# START OF Given entries

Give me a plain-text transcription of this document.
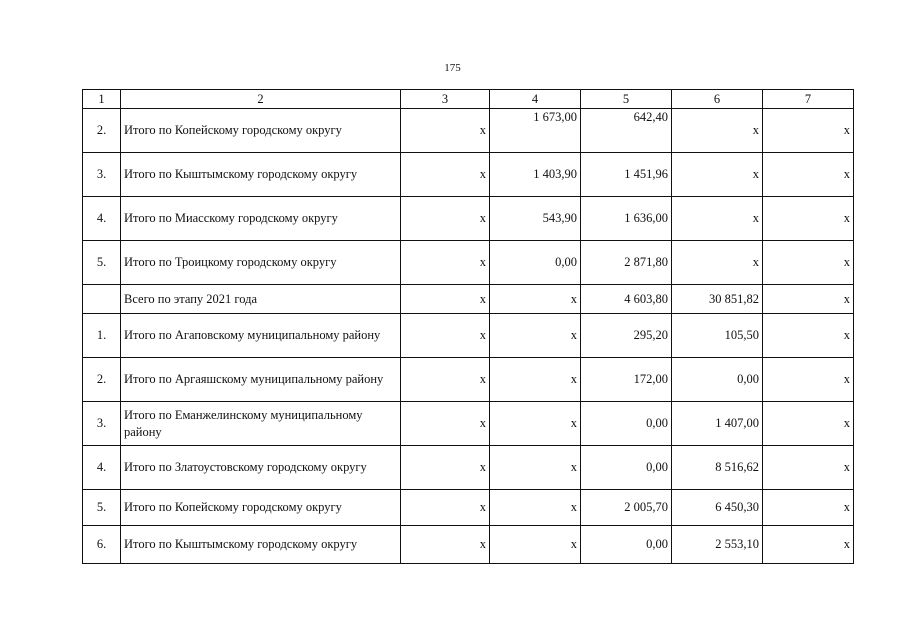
175
1	2	3	4	5	6	7
2.	Итого по Копейскому городскому округу	x	1 673,00	642,40	x	x
3.	Итого по Кыштымскому городскому округу	x	1 403,90	1 451,96	x	x
4.	Итого по Миасскому городскому округу	x	543,90	1 636,00	x	x
5.	Итого по Троицкому городскому округу	x	0,00	2 871,80	x	x
	Всего по этапу 2021 года	x	x	4 603,80	30 851,82	x
1.	Итого по Агаповскому муниципальному району	x	x	295,20	105,50	x
2.	Итого по Аргаяшскому муниципальному району	x	x	172,00	0,00	x
3.	Итого по Еманжелинскому муниципальному району	x	x	0,00	1 407,00	x
4.	Итого по Златоустовскому городскому округу	x	x	0,00	8 516,62	x
5.	Итого по Копейскому городскому округу	x	x	2 005,70	6 450,30	x
6.	Итого по Кыштымскому городскому округу	x	x	0,00	2 553,10	x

# END OF Given entries

= Problem =
Repeat the material verbatim. Do not carry over any picture.

= Problem solution =
Give me a plain-text transcription of this document.
175
1	2	3	4	5	6	7
2.	Итого по Копейскому городскому округу	x	1 673,00	642,40	x	x
3.	Итого по Кыштымскому городскому округу	x	1 403,90	1 451,96	x	x
4.	Итого по Миасскому городскому округу	x	543,90	1 636,00	x	x
5.	Итого по Троицкому городскому округу	x	0,00	2 871,80	x	x
	Всего по этапу 2021 года	x	x	4 603,80	30 851,82	x
1.	Итого по Агаповскому муниципальному району	x	x	295,20	105,50	x
2.	Итого по Аргаяшскому муниципальному району	x	x	172,00	0,00	x
3.	Итого по Еманжелинскому муниципальному району	x	x	0,00	1 407,00	x
4.	Итого по Златоустовскому городскому округу	x	x	0,00	8 516,62	x
5.	Итого по Копейскому городскому округу	x	x	2 005,70	6 450,30	x
6.	Итого по Кыштымскому городскому округу	x	x	0,00	2 553,10	x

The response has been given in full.